Written instruction: All of the material should be reproduced exactly, with pictures left out.
↓↓↓
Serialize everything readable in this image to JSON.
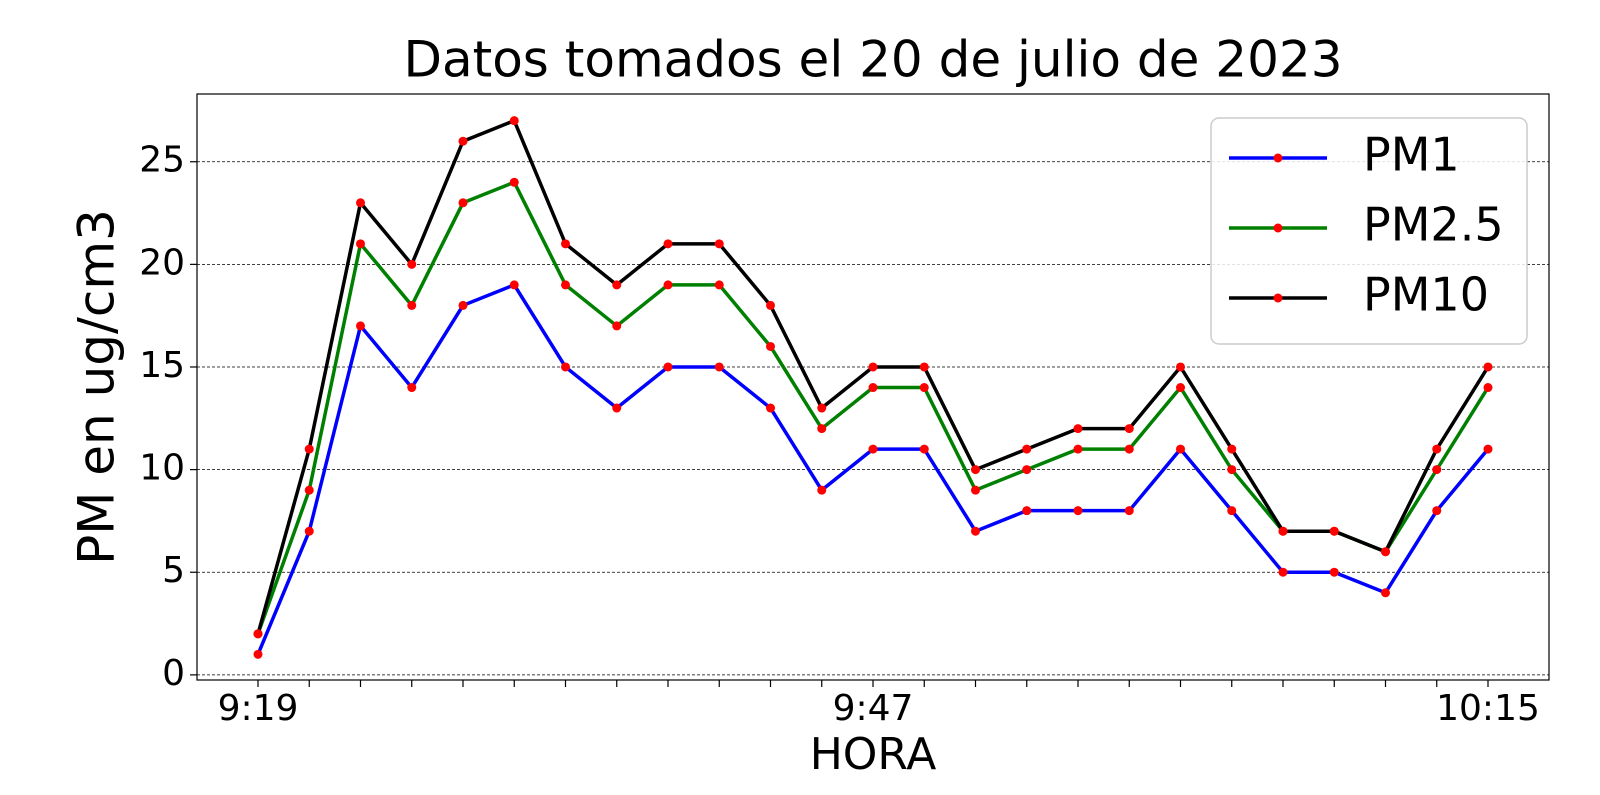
{
  "chart_data": {
    "type": "line",
    "title": "Datos tomados el 20 de julio de 2023",
    "x_label": "HORA",
    "y_label": "PM en ug/cm3",
    "categories": [
      "9:19",
      null,
      null,
      null,
      null,
      null,
      null,
      null,
      null,
      null,
      null,
      null,
      "9:47",
      null,
      null,
      null,
      null,
      null,
      null,
      null,
      null,
      null,
      null,
      null,
      "10:15"
    ],
    "series": [
      {
        "name": "PM1",
        "color": "#0000ff",
        "values": [
          1,
          7,
          17,
          14,
          18,
          19,
          15,
          13,
          15,
          15,
          13,
          9,
          11,
          11,
          7,
          8,
          8,
          8,
          11,
          8,
          5,
          5,
          4,
          8,
          11
        ]
      },
      {
        "name": "PM2.5",
        "color": "#008000",
        "values": [
          2,
          9,
          21,
          18,
          23,
          24,
          19,
          17,
          19,
          19,
          16,
          12,
          14,
          14,
          9,
          10,
          11,
          11,
          14,
          10,
          7,
          7,
          6,
          10,
          14
        ]
      },
      {
        "name": "PM10",
        "color": "#000000",
        "values": [
          2,
          11,
          23,
          20,
          26,
          27,
          21,
          19,
          21,
          21,
          18,
          13,
          15,
          15,
          10,
          11,
          12,
          12,
          15,
          11,
          7,
          7,
          6,
          11,
          15
        ]
      }
    ],
    "marker_color": "#ff0000",
    "ylim": [
      -0.25,
      28.3
    ],
    "yticks": [
      0,
      5,
      10,
      15,
      20,
      25
    ],
    "grid": true,
    "legend": "upper right"
  }
}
↑↑↑
Finished task:
Serialize everything readable in this image to JSON.
{
  "chart_data": {
    "type": "line",
    "title": "Datos tomados el 20 de julio de 2023",
    "x_label": "HORA",
    "y_label": "PM en ug/cm3",
    "categories": [
      "9:19",
      null,
      null,
      null,
      null,
      null,
      null,
      null,
      null,
      null,
      null,
      null,
      "9:47",
      null,
      null,
      null,
      null,
      null,
      null,
      null,
      null,
      null,
      null,
      null,
      "10:15"
    ],
    "series": [
      {
        "name": "PM1",
        "color": "#0000ff",
        "values": [
          1,
          7,
          17,
          14,
          18,
          19,
          15,
          13,
          15,
          15,
          13,
          9,
          11,
          11,
          7,
          8,
          8,
          8,
          11,
          8,
          5,
          5,
          4,
          8,
          11
        ]
      },
      {
        "name": "PM2.5",
        "color": "#008000",
        "values": [
          2,
          9,
          21,
          18,
          23,
          24,
          19,
          17,
          19,
          19,
          16,
          12,
          14,
          14,
          9,
          10,
          11,
          11,
          14,
          10,
          7,
          7,
          6,
          10,
          14
        ]
      },
      {
        "name": "PM10",
        "color": "#000000",
        "values": [
          2,
          11,
          23,
          20,
          26,
          27,
          21,
          19,
          21,
          21,
          18,
          13,
          15,
          15,
          10,
          11,
          12,
          12,
          15,
          11,
          7,
          7,
          6,
          11,
          15
        ]
      }
    ],
    "marker_color": "#ff0000",
    "ylim": [
      -0.25,
      28.3
    ],
    "yticks": [
      0,
      5,
      10,
      15,
      20,
      25
    ],
    "grid": true,
    "legend": "upper right"
  }
}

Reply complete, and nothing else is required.